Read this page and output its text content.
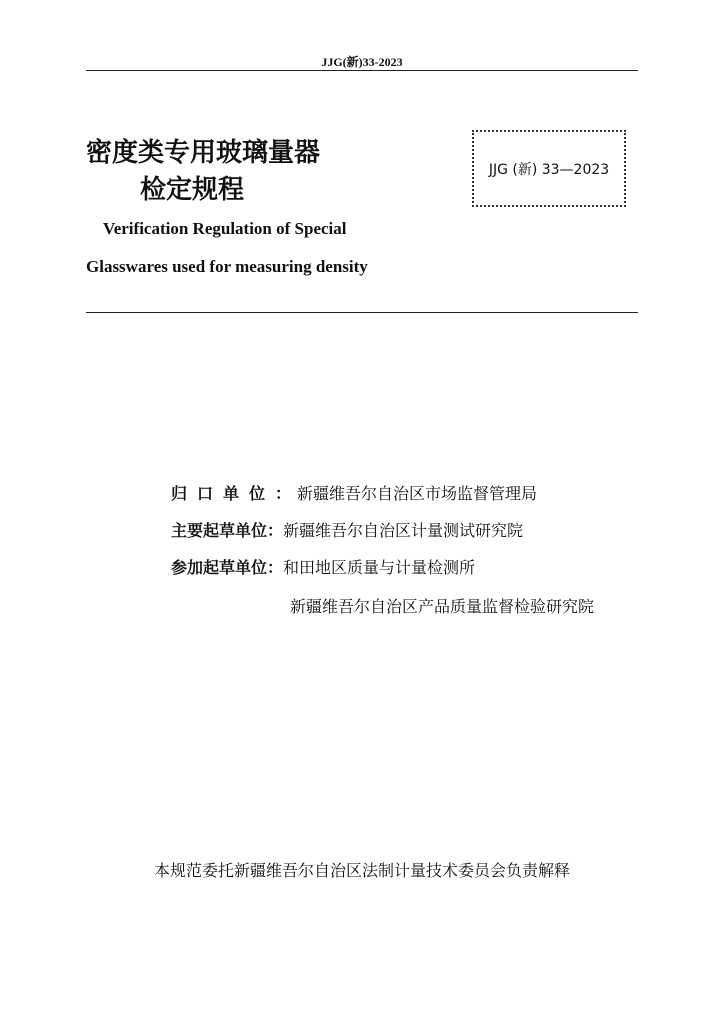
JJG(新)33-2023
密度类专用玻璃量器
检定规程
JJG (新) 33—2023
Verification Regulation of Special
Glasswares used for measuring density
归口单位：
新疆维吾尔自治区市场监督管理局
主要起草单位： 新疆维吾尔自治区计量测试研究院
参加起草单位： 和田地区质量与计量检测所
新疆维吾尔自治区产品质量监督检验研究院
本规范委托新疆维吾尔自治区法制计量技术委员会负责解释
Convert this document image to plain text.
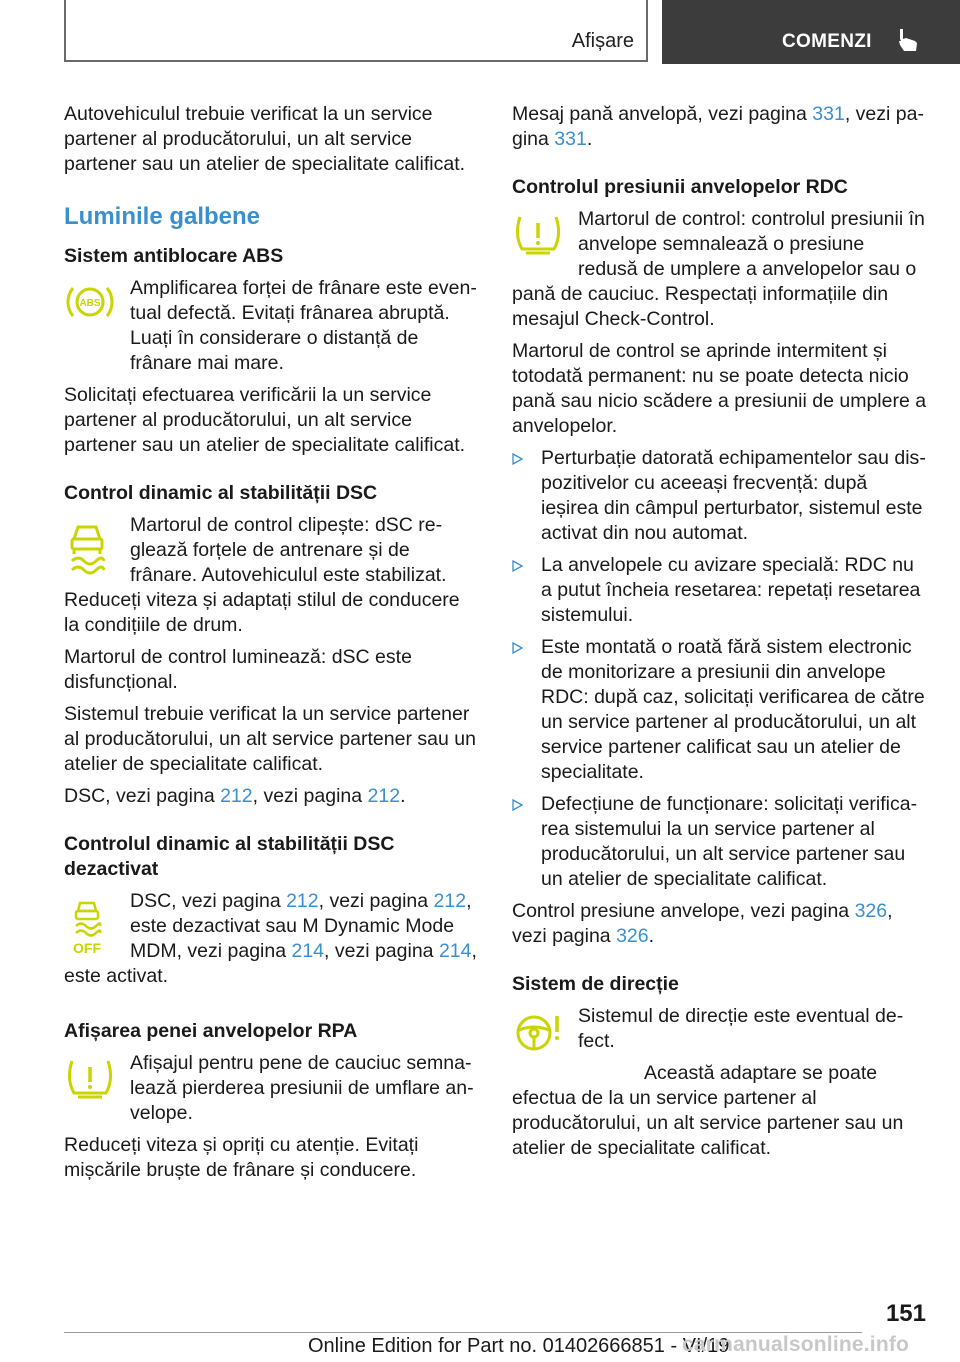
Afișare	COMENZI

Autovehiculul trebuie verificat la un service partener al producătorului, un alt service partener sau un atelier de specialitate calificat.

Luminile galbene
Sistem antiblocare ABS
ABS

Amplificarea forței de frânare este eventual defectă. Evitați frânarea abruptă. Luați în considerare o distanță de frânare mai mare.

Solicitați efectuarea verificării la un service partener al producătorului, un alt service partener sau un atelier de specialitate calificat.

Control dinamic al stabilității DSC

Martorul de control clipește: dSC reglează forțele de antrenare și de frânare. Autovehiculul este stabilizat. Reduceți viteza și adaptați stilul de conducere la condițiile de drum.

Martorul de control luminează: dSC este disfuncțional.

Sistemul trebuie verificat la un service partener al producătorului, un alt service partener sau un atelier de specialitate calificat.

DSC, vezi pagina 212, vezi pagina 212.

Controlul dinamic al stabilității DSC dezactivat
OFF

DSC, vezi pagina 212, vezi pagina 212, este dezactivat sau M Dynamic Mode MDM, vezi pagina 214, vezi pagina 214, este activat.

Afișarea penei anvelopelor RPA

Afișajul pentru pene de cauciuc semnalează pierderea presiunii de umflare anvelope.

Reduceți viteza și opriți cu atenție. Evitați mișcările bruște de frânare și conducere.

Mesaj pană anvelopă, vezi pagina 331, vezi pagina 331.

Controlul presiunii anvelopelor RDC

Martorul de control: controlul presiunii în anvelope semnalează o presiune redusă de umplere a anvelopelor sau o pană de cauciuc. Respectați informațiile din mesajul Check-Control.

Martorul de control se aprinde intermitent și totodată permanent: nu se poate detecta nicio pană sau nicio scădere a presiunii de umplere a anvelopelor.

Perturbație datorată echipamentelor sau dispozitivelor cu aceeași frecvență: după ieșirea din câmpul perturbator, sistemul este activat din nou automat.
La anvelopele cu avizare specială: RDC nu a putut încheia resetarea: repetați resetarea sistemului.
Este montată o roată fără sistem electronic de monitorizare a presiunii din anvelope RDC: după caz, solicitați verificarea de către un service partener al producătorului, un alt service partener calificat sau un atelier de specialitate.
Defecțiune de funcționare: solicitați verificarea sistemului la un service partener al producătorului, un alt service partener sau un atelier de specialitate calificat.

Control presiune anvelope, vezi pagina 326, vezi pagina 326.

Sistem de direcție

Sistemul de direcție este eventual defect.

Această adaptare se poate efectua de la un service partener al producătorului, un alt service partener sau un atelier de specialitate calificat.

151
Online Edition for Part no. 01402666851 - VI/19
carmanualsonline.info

» **The exercise**
Copy all of the entries verbatim, leaving out any pictures they contain.

» **Exercise result**
Read this page and output its text content.
JJG(新)33-2023
密度类专用玻璃量器
检定规程
JJG (新) 33—2023
Verification Regulation of Special
Glasswares used for measuring density
归口单位：
新疆维吾尔自治区市场监督管理局
主要起草单位： 新疆维吾尔自治区计量测试研究院
参加起草单位： 和田地区质量与计量检测所
新疆维吾尔自治区产品质量监督检验研究院
本规范委托新疆维吾尔自治区法制计量技术委员会负责解释
Convert this document image to plain text.
Afișare	COMENZI

Autovehiculul trebuie verificat la un service partener al producătorului, un alt service partener sau un atelier de specialitate calificat.

Luminile galbene
Sistem antiblocare ABS
ABS

Amplificarea forței de frânare este eventual defectă. Evitați frânarea abruptă. Luați în considerare o distanță de frânare mai mare.

Solicitați efectuarea verificării la un service partener al producătorului, un alt service partener sau un atelier de specialitate calificat.

Control dinamic al stabilității DSC

Martorul de control clipește: dSC reglează forțele de antrenare și de frânare. Autovehiculul este stabilizat. Reduceți viteza și adaptați stilul de conducere la condițiile de drum.

Martorul de control luminează: dSC este disfuncțional.

Sistemul trebuie verificat la un service partener al producătorului, un alt service partener sau un atelier de specialitate calificat.

DSC, vezi pagina 212, vezi pagina 212.

Controlul dinamic al stabilității DSC dezactivat
OFF

DSC, vezi pagina 212, vezi pagina 212, este dezactivat sau M Dynamic Mode MDM, vezi pagina 214, vezi pagina 214, este activat.

Afișarea penei anvelopelor RPA

Afișajul pentru pene de cauciuc semnalează pierderea presiunii de umflare anvelope.

Reduceți viteza și opriți cu atenție. Evitați mișcările bruște de frânare și conducere.

Mesaj pană anvelopă, vezi pagina 331, vezi pagina 331.

Controlul presiunii anvelopelor RDC

Martorul de control: controlul presiunii în anvelope semnalează o presiune redusă de umplere a anvelopelor sau o pană de cauciuc. Respectați informațiile din mesajul Check-Control.

Martorul de control se aprinde intermitent și totodată permanent: nu se poate detecta nicio pană sau nicio scădere a presiunii de umplere a anvelopelor.

Perturbație datorată echipamentelor sau dispozitivelor cu aceeași frecvență: după ieșirea din câmpul perturbator, sistemul este activat din nou automat.
La anvelopele cu avizare specială: RDC nu a putut încheia resetarea: repetați resetarea sistemului.
Este montată o roată fără sistem electronic de monitorizare a presiunii din anvelope RDC: după caz, solicitați verificarea de către un service partener al producătorului, un alt service partener calificat sau un atelier de specialitate.
Defecțiune de funcționare: solicitați verificarea sistemului la un service partener al producătorului, un alt service partener sau un atelier de specialitate calificat.

Control presiune anvelope, vezi pagina 326, vezi pagina 326.

Sistem de direcție

Sistemul de direcție este eventual defect.

Această adaptare se poate efectua de la un service partener al producătorului, un alt service partener sau un atelier de specialitate calificat.

151
Online Edition for Part no. 01402666851 - VI/19
carmanualsonline.info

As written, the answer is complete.